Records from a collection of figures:
━━━━━━
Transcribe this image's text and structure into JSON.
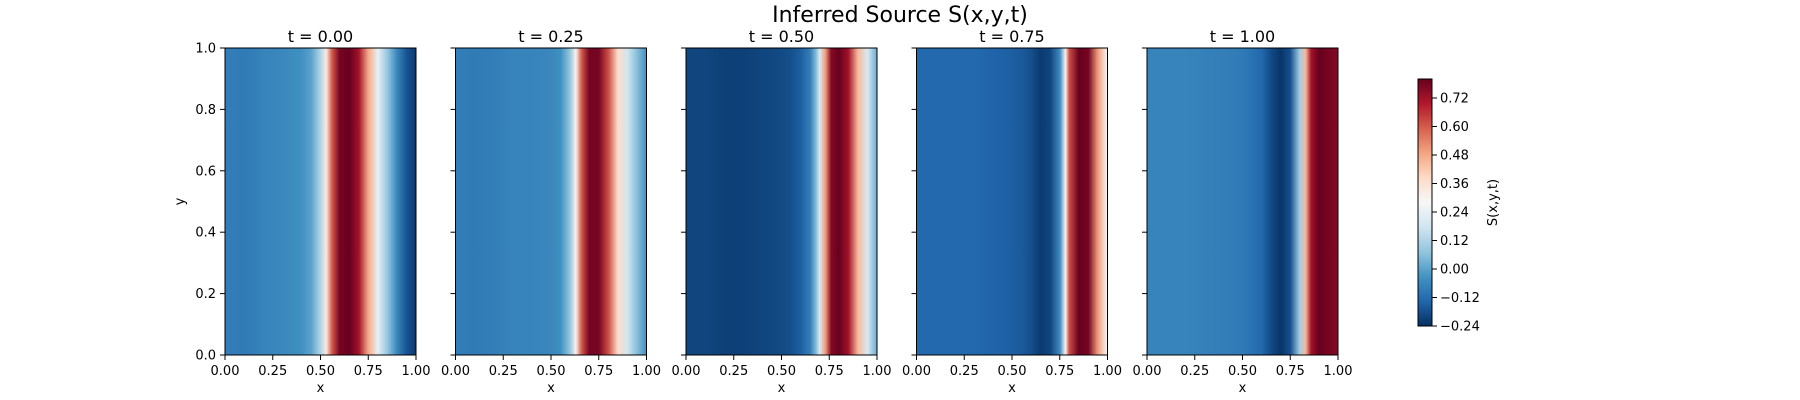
{
  "chart_data": {
    "type": "heatmap",
    "title": "Inferred Source S(x,y,t)",
    "xlabel": "x",
    "ylabel": "y",
    "xlim": [
      0,
      1
    ],
    "ylim": [
      0,
      1
    ],
    "x_ticks": [
      "0.00",
      "0.25",
      "0.50",
      "0.75",
      "1.00"
    ],
    "y_ticks": [
      "0.0",
      "0.2",
      "0.4",
      "0.6",
      "0.8",
      "1.0"
    ],
    "colormap": "RdBu_r",
    "colorbar": {
      "label": "S(x,y,t)",
      "range": [
        -0.24,
        0.8
      ],
      "ticks": [
        "−0.24",
        "−0.12",
        "0.00",
        "0.12",
        "0.24",
        "0.36",
        "0.48",
        "0.60",
        "0.72"
      ],
      "tick_values": [
        -0.24,
        -0.12,
        0.0,
        0.12,
        0.24,
        0.36,
        0.48,
        0.6,
        0.72
      ]
    },
    "panels": [
      {
        "title": "t = 0.00",
        "t": 0.0,
        "profile_x": [
          0,
          0.1,
          0.2,
          0.3,
          0.4,
          0.45,
          0.5,
          0.53,
          0.56,
          0.6,
          0.65,
          0.7,
          0.75,
          0.8,
          0.85,
          0.9,
          0.95,
          1.0
        ],
        "profile_s": [
          -0.08,
          -0.09,
          -0.07,
          -0.06,
          -0.04,
          0.0,
          0.12,
          0.33,
          0.6,
          0.78,
          0.8,
          0.72,
          0.48,
          0.24,
          0.08,
          -0.06,
          -0.17,
          -0.22
        ]
      },
      {
        "title": "t = 0.25",
        "t": 0.25,
        "profile_x": [
          0,
          0.1,
          0.2,
          0.3,
          0.4,
          0.5,
          0.55,
          0.6,
          0.63,
          0.66,
          0.7,
          0.75,
          0.8,
          0.85,
          0.9,
          0.95,
          1.0
        ],
        "profile_s": [
          -0.08,
          -0.09,
          -0.08,
          -0.07,
          -0.07,
          -0.06,
          -0.04,
          0.08,
          0.3,
          0.6,
          0.78,
          0.78,
          0.62,
          0.38,
          0.18,
          0.06,
          -0.04
        ]
      },
      {
        "title": "t = 0.50",
        "t": 0.5,
        "profile_x": [
          0,
          0.1,
          0.2,
          0.3,
          0.4,
          0.5,
          0.55,
          0.6,
          0.65,
          0.68,
          0.7,
          0.73,
          0.76,
          0.8,
          0.85,
          0.9,
          0.95,
          1.0
        ],
        "profile_s": [
          -0.2,
          -0.2,
          -0.21,
          -0.21,
          -0.2,
          -0.19,
          -0.18,
          -0.15,
          -0.08,
          0.05,
          0.2,
          0.5,
          0.76,
          0.8,
          0.72,
          0.45,
          0.2,
          0.02
        ]
      },
      {
        "title": "t = 0.75",
        "t": 0.75,
        "profile_x": [
          0,
          0.1,
          0.2,
          0.3,
          0.4,
          0.5,
          0.55,
          0.6,
          0.65,
          0.7,
          0.75,
          0.78,
          0.8,
          0.85,
          0.9,
          0.95,
          1.0
        ],
        "profile_s": [
          -0.13,
          -0.13,
          -0.13,
          -0.13,
          -0.14,
          -0.15,
          -0.16,
          -0.18,
          -0.22,
          -0.2,
          -0.05,
          0.3,
          0.62,
          0.8,
          0.78,
          0.5,
          0.28
        ]
      },
      {
        "title": "t = 1.00",
        "t": 1.0,
        "profile_x": [
          0,
          0.2,
          0.4,
          0.5,
          0.6,
          0.65,
          0.7,
          0.75,
          0.8,
          0.83,
          0.86,
          0.9,
          0.95,
          1.0
        ],
        "profile_s": [
          -0.07,
          -0.07,
          -0.08,
          -0.09,
          -0.13,
          -0.19,
          -0.23,
          -0.18,
          0.1,
          0.45,
          0.72,
          0.8,
          0.78,
          0.76
        ]
      }
    ]
  }
}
━━━━━━
**SET TASK**
Copy every line of the listing where the word "title" appears.

**REPLY**
    "title": "Inferred Source S(x,y,t)",
        "title": "t = 0.00",
        "title": "t = 0.25",
        "title": "t = 0.50",
        "title": "t = 0.75",
        "title": "t = 1.00",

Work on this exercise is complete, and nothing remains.